— start Stored records —

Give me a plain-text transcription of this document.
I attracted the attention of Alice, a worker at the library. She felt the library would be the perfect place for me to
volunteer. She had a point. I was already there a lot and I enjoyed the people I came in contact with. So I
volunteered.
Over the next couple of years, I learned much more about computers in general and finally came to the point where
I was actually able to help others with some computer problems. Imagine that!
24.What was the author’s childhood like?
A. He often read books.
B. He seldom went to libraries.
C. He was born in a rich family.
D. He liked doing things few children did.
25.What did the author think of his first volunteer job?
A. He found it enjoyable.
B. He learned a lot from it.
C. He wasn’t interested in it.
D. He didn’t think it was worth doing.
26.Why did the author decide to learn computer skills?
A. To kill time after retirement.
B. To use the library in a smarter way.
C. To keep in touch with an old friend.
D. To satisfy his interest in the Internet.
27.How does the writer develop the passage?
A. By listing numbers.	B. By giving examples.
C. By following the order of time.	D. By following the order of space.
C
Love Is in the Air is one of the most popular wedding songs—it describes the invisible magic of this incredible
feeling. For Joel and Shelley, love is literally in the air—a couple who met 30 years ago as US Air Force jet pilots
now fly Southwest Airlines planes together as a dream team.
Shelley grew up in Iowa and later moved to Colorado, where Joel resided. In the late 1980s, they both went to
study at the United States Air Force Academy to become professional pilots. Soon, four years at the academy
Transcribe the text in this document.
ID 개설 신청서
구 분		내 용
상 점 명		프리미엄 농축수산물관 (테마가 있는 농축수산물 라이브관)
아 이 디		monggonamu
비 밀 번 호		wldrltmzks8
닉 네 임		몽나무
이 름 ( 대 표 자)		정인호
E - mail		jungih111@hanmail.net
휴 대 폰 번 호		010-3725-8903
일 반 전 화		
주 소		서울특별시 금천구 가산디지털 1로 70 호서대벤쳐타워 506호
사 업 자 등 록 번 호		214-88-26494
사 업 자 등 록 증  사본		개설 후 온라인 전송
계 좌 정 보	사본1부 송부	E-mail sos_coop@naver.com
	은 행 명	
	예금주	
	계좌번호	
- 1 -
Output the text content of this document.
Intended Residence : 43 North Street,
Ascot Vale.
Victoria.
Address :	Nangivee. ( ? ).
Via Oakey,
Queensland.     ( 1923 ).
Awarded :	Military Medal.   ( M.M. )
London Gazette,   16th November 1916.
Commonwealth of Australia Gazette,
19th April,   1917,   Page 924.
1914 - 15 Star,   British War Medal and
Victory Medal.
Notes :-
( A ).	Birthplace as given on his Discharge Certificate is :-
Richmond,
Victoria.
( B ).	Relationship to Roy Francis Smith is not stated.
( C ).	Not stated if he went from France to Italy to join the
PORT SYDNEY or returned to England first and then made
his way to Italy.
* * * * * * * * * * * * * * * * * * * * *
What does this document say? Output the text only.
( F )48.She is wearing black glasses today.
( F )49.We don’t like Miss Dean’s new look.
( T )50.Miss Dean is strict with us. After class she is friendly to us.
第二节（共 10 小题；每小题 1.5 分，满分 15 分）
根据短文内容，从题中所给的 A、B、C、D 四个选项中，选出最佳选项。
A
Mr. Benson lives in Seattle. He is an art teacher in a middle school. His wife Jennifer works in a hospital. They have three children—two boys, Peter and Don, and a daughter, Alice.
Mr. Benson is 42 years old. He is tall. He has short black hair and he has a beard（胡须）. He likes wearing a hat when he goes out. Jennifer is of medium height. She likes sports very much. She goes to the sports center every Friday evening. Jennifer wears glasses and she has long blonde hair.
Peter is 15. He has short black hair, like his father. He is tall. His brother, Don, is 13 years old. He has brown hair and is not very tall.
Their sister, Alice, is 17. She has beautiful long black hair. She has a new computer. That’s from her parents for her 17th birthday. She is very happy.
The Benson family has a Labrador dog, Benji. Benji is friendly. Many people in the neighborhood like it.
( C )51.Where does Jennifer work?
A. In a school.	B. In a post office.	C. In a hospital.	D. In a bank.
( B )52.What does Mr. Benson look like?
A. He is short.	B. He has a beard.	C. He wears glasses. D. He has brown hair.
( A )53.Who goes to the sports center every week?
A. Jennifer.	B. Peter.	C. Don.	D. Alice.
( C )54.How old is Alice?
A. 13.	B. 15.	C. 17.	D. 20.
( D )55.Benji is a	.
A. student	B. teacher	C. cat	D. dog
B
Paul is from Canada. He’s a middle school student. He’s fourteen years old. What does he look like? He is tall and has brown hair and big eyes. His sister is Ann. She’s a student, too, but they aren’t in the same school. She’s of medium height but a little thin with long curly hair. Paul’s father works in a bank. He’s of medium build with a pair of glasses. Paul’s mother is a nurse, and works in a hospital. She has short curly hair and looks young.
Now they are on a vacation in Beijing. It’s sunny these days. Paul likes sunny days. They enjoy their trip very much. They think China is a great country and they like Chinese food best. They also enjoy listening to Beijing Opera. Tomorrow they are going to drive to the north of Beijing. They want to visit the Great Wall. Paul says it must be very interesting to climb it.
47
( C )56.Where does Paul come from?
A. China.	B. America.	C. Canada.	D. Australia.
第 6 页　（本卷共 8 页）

— end Stored records —

■ **Exercise goal**: Could you reproduce every record above exactly as it appears?

■ **Result below**:
Give me a plain-text transcription of this document.
I attracted the attention of Alice, a worker at the library. She felt the library would be the perfect place for me to
volunteer. She had a point. I was already there a lot and I enjoyed the people I came in contact with. So I
volunteered.
Over the next couple of years, I learned much more about computers in general and finally came to the point where
I was actually able to help others with some computer problems. Imagine that!
24.What was the author’s childhood like?
A. He often read books.
B. He seldom went to libraries.
C. He was born in a rich family.
D. He liked doing things few children did.
25.What did the author think of his first volunteer job?
A. He found it enjoyable.
B. He learned a lot from it.
C. He wasn’t interested in it.
D. He didn’t think it was worth doing.
26.Why did the author decide to learn computer skills?
A. To kill time after retirement.
B. To use the library in a smarter way.
C. To keep in touch with an old friend.
D. To satisfy his interest in the Internet.
27.How does the writer develop the passage?
A. By listing numbers.	B. By giving examples.
C. By following the order of time.	D. By following the order of space.
C
Love Is in the Air is one of the most popular wedding songs—it describes the invisible magic of this incredible
feeling. For Joel and Shelley, love is literally in the air—a couple who met 30 years ago as US Air Force jet pilots
now fly Southwest Airlines planes together as a dream team.
Shelley grew up in Iowa and later moved to Colorado, where Joel resided. In the late 1980s, they both went to
study at the United States Air Force Academy to become professional pilots. Soon, four years at the academy
Transcribe the text in this document.
ID 개설 신청서
구 분		내 용
상 점 명		프리미엄 농축수산물관 (테마가 있는 농축수산물 라이브관)
아 이 디		monggonamu
비 밀 번 호		wldrltmzks8
닉 네 임		몽나무
이 름 ( 대 표 자)		정인호
E - mail		jungih111@hanmail.net
휴 대 폰 번 호		010-3725-8903
일 반 전 화		
주 소		서울특별시 금천구 가산디지털 1로 70 호서대벤쳐타워 506호
사 업 자 등 록 번 호		214-88-26494
사 업 자 등 록 증  사본		개설 후 온라인 전송
계 좌 정 보	사본1부 송부	E-mail sos_coop@naver.com
	은 행 명	
	예금주	
	계좌번호	
- 1 -
Output the text content of this document.
Intended Residence : 43 North Street,
Ascot Vale.
Victoria.
Address :	Nangivee. ( ? ).
Via Oakey,
Queensland.     ( 1923 ).
Awarded :	Military Medal.   ( M.M. )
London Gazette,   16th November 1916.
Commonwealth of Australia Gazette,
19th April,   1917,   Page 924.
1914 - 15 Star,   British War Medal and
Victory Medal.
Notes :-
( A ).	Birthplace as given on his Discharge Certificate is :-
Richmond,
Victoria.
( B ).	Relationship to Roy Francis Smith is not stated.
( C ).	Not stated if he went from France to Italy to join the
PORT SYDNEY or returned to England first and then made
his way to Italy.
* * * * * * * * * * * * * * * * * * * * *
What does this document say? Output the text only.
( F )48.She is wearing black glasses today.
( F )49.We don’t like Miss Dean’s new look.
( T )50.Miss Dean is strict with us. After class she is friendly to us.
第二节（共 10 小题；每小题 1.5 分，满分 15 分）
根据短文内容，从题中所给的 A、B、C、D 四个选项中，选出最佳选项。
A
Mr. Benson lives in Seattle. He is an art teacher in a middle school. His wife Jennifer works in a hospital. They have three children—two boys, Peter and Don, and a daughter, Alice.
Mr. Benson is 42 years old. He is tall. He has short black hair and he has a beard（胡须）. He likes wearing a hat when he goes out. Jennifer is of medium height. She likes sports very much. She goes to the sports center every Friday evening. Jennifer wears glasses and she has long blonde hair.
Peter is 15. He has short black hair, like his father. He is tall. His brother, Don, is 13 years old. He has brown hair and is not very tall.
Their sister, Alice, is 17. She has beautiful long black hair. She has a new computer. That’s from her parents for her 17th birthday. She is very happy.
The Benson family has a Labrador dog, Benji. Benji is friendly. Many people in the neighborhood like it.
( C )51.Where does Jennifer work?
A. In a school.	B. In a post office.	C. In a hospital.	D. In a bank.
( B )52.What does Mr. Benson look like?
A. He is short.	B. He has a beard.	C. He wears glasses. D. He has brown hair.
( A )53.Who goes to the sports center every week?
A. Jennifer.	B. Peter.	C. Don.	D. Alice.
( C )54.How old is Alice?
A. 13.	B. 15.	C. 17.	D. 20.
( D )55.Benji is a	.
A. student	B. teacher	C. cat	D. dog
B
Paul is from Canada. He’s a middle school student. He’s fourteen years old. What does he look like? He is tall and has brown hair and big eyes. His sister is Ann. She’s a student, too, but they aren’t in the same school. She’s of medium height but a little thin with long curly hair. Paul’s father works in a bank. He’s of medium build with a pair of glasses. Paul’s mother is a nurse, and works in a hospital. She has short curly hair and looks young.
Now they are on a vacation in Beijing. It’s sunny these days. Paul likes sunny days. They enjoy their trip very much. They think China is a great country and they like Chinese food best. They also enjoy listening to Beijing Opera. Tomorrow they are going to drive to the north of Beijing. They want to visit the Great Wall. Paul says it must be very interesting to climb it.
47
( C )56.Where does Paul come from?
A. China.	B. America.	C. Canada.	D. Australia.
第 6 页　（本卷共 8 页）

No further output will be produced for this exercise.